Direction: Check every line below for the word "JSON" and show those that hold it.

Items from a data source:
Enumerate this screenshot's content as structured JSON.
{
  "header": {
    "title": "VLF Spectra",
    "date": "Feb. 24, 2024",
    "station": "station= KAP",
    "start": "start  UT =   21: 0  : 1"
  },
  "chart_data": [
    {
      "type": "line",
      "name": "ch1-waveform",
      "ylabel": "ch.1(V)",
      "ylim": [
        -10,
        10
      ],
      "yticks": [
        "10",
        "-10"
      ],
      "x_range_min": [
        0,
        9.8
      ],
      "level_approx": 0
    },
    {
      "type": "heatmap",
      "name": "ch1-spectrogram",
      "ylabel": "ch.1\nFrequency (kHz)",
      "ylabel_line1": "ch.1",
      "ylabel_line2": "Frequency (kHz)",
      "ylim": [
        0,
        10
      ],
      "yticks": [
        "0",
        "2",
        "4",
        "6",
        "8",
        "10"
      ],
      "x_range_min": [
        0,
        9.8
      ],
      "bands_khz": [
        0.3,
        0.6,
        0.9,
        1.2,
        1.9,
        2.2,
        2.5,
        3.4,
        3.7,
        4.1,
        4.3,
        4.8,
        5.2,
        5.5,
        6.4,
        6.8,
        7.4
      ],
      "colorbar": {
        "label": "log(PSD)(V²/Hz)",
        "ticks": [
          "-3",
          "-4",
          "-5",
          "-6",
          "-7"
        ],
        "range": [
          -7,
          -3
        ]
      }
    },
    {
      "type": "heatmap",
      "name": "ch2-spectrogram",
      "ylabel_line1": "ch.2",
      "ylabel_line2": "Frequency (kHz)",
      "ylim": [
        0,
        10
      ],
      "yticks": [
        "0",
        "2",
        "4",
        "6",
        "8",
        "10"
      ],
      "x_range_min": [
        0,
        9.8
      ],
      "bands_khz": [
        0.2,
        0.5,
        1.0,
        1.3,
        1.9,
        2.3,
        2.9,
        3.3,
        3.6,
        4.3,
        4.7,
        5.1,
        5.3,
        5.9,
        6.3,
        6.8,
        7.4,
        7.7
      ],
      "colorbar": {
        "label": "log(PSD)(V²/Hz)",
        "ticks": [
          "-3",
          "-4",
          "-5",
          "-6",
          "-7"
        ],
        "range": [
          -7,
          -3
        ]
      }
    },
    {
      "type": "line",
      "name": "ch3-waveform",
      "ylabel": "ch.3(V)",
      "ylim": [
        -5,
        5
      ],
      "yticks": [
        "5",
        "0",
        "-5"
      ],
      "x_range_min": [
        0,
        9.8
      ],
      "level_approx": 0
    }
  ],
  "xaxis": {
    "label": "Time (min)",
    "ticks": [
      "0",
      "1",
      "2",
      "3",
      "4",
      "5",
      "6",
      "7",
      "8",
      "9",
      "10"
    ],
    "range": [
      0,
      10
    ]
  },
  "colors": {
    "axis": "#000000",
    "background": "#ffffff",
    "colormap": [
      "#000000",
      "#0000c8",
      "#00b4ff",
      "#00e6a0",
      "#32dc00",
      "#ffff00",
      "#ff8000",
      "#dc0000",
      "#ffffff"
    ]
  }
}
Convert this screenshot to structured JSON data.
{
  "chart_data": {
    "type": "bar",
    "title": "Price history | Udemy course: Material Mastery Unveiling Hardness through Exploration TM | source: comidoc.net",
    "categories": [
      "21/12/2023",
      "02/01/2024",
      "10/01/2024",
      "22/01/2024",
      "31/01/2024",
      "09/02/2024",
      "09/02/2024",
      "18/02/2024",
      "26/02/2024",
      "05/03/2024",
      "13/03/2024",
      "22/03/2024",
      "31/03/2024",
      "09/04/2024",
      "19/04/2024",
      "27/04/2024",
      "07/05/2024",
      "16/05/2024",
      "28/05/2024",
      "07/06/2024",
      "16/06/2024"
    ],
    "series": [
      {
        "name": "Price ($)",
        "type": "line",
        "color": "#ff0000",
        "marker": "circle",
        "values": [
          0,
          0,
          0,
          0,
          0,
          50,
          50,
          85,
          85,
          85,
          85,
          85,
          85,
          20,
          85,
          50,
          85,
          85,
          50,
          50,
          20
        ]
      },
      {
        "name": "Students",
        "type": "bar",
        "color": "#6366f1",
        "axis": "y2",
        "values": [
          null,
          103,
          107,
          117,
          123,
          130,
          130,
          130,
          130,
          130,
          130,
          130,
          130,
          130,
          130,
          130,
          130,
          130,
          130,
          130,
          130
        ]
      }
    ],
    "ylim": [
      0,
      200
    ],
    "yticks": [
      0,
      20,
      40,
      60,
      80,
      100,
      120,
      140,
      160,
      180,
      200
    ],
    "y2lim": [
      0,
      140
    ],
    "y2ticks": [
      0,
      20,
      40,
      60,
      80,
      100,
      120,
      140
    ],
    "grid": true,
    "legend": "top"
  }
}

* * *

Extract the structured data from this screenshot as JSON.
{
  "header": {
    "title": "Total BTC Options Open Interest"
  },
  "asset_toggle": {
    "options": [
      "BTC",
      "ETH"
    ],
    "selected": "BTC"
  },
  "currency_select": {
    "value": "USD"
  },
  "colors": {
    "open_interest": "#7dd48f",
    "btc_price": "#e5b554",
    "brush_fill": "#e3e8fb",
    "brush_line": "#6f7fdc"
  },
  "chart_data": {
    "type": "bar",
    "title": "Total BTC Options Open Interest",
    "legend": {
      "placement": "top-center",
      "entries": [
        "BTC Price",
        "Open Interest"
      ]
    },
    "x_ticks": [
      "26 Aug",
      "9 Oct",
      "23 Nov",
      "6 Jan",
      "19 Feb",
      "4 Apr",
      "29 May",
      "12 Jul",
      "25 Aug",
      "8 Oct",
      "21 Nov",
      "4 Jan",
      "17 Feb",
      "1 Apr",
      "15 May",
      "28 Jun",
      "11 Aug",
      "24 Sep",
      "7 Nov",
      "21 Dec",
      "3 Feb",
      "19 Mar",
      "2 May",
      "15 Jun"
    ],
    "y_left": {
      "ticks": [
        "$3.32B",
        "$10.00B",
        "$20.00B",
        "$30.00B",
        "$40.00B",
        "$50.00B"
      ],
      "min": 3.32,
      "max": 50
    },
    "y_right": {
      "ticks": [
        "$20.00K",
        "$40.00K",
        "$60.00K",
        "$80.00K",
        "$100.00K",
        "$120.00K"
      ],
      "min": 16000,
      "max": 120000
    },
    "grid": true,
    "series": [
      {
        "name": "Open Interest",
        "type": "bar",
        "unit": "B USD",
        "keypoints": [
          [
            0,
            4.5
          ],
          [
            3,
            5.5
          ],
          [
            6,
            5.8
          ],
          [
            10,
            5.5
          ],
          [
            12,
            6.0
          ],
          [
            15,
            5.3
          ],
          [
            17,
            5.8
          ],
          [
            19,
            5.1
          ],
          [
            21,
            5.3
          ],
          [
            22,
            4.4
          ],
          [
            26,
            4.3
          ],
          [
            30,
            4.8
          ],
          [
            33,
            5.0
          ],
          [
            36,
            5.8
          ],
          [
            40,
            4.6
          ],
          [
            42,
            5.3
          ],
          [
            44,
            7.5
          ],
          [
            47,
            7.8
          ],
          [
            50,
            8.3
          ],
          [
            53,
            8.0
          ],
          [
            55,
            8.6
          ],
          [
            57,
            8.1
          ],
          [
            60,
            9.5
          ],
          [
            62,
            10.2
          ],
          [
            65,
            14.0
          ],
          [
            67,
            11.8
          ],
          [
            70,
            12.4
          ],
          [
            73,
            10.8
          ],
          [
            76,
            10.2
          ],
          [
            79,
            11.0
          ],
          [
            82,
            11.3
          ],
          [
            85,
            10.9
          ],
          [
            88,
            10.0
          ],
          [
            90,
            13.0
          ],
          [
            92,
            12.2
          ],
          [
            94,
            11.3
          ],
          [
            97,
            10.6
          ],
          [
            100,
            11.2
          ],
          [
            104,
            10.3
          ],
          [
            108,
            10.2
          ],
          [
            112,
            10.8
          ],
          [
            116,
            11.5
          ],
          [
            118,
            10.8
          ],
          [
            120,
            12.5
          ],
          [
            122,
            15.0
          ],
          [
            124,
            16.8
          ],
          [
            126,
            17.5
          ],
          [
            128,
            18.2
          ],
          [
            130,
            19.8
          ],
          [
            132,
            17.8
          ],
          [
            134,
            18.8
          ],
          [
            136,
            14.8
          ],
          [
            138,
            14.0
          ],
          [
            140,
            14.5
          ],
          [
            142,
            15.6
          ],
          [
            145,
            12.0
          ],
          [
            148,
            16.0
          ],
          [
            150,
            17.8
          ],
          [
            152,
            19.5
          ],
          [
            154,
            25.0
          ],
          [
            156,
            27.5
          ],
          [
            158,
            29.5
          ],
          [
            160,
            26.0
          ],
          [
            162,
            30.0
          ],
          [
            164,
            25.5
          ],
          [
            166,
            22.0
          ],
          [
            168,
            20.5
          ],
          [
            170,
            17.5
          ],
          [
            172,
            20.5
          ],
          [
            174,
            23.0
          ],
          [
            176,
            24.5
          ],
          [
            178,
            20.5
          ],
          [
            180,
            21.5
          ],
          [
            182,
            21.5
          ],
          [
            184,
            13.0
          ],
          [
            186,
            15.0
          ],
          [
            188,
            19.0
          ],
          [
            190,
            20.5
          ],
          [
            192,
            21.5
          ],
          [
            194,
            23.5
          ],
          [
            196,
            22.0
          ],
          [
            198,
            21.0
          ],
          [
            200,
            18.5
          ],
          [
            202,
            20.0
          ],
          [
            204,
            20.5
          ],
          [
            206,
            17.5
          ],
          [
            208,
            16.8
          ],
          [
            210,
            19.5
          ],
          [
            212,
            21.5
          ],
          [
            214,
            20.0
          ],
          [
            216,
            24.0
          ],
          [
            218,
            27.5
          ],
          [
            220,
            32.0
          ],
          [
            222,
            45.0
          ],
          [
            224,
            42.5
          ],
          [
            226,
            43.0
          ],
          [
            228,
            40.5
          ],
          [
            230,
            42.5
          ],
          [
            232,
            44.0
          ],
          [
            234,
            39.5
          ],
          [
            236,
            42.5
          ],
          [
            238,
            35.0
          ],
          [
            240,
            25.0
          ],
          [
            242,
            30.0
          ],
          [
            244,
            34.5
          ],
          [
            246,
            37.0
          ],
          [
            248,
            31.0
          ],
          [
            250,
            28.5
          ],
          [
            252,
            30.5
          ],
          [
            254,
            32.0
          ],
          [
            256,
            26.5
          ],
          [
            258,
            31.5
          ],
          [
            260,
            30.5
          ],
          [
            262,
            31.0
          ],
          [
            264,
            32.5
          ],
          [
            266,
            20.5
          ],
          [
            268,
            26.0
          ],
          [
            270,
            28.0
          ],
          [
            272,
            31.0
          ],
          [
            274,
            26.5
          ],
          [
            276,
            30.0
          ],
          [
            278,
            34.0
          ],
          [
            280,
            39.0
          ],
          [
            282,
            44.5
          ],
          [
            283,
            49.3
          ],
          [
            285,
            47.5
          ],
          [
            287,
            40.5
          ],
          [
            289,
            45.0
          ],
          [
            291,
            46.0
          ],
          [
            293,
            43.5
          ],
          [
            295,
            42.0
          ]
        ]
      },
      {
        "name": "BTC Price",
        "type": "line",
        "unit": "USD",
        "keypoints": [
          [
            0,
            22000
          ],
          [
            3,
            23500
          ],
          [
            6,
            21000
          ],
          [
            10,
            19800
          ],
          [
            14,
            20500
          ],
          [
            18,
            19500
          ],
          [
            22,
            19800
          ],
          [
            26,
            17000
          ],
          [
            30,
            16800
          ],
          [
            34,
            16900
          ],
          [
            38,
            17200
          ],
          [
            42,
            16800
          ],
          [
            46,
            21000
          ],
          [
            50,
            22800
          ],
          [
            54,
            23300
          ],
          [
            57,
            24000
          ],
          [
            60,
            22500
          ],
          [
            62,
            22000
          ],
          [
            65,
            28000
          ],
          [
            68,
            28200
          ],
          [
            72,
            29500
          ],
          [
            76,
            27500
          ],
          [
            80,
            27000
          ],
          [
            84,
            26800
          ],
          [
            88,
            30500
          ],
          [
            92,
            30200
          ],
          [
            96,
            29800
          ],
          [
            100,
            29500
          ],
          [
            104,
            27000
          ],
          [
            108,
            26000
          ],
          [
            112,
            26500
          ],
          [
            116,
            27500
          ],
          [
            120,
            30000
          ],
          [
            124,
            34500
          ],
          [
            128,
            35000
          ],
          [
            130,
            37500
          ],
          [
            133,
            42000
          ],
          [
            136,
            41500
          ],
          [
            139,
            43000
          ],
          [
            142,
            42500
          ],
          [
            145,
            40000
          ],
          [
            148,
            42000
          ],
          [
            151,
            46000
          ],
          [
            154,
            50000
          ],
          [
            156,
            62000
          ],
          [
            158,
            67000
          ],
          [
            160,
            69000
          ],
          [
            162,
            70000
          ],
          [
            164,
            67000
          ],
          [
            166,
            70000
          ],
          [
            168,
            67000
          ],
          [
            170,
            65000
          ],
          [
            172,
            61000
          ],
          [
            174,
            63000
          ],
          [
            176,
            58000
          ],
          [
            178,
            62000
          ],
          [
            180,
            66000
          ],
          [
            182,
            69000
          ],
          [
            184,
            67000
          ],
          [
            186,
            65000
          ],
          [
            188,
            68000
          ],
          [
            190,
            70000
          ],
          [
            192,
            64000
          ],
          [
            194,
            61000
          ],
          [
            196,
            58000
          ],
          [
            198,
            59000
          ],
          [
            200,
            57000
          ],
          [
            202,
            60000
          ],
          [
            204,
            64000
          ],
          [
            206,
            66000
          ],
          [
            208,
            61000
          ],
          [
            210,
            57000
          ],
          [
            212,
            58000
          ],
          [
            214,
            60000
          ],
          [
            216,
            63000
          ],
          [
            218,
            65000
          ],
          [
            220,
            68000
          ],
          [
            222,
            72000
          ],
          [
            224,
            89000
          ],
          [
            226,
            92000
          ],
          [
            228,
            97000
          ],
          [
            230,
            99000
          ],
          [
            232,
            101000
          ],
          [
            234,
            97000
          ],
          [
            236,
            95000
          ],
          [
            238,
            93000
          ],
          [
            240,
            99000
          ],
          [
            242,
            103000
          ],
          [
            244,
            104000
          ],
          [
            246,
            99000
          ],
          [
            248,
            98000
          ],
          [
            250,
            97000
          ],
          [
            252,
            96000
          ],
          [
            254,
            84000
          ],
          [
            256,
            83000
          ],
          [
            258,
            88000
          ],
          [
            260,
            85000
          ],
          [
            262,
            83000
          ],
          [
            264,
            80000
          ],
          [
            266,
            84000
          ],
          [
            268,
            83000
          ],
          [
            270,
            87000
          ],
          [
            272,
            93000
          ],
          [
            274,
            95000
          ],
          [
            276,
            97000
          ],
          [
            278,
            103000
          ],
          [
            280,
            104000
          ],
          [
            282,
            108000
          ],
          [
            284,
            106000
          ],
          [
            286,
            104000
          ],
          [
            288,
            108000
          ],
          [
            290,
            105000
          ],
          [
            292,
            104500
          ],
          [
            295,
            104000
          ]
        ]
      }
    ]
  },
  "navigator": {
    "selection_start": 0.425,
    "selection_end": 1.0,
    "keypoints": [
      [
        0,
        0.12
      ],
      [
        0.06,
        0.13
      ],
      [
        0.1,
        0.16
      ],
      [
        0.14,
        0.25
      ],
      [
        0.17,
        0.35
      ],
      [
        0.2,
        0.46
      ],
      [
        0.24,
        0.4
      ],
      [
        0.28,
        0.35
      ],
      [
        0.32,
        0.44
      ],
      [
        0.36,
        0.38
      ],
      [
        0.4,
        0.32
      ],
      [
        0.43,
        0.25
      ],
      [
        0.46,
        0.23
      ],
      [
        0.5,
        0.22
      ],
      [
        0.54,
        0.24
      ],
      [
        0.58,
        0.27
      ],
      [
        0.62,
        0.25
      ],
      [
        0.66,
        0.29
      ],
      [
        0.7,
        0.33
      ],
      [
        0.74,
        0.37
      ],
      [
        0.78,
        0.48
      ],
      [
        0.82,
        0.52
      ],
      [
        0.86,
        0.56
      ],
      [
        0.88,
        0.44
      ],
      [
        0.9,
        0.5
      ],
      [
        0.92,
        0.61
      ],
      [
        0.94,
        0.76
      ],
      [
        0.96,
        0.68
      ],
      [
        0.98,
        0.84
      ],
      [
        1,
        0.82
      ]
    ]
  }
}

Exercise response:
Enumerate this screenshot's content as structured JSON.
Convert this screenshot to structured JSON data.
Extract the structured data from this screenshot as JSON.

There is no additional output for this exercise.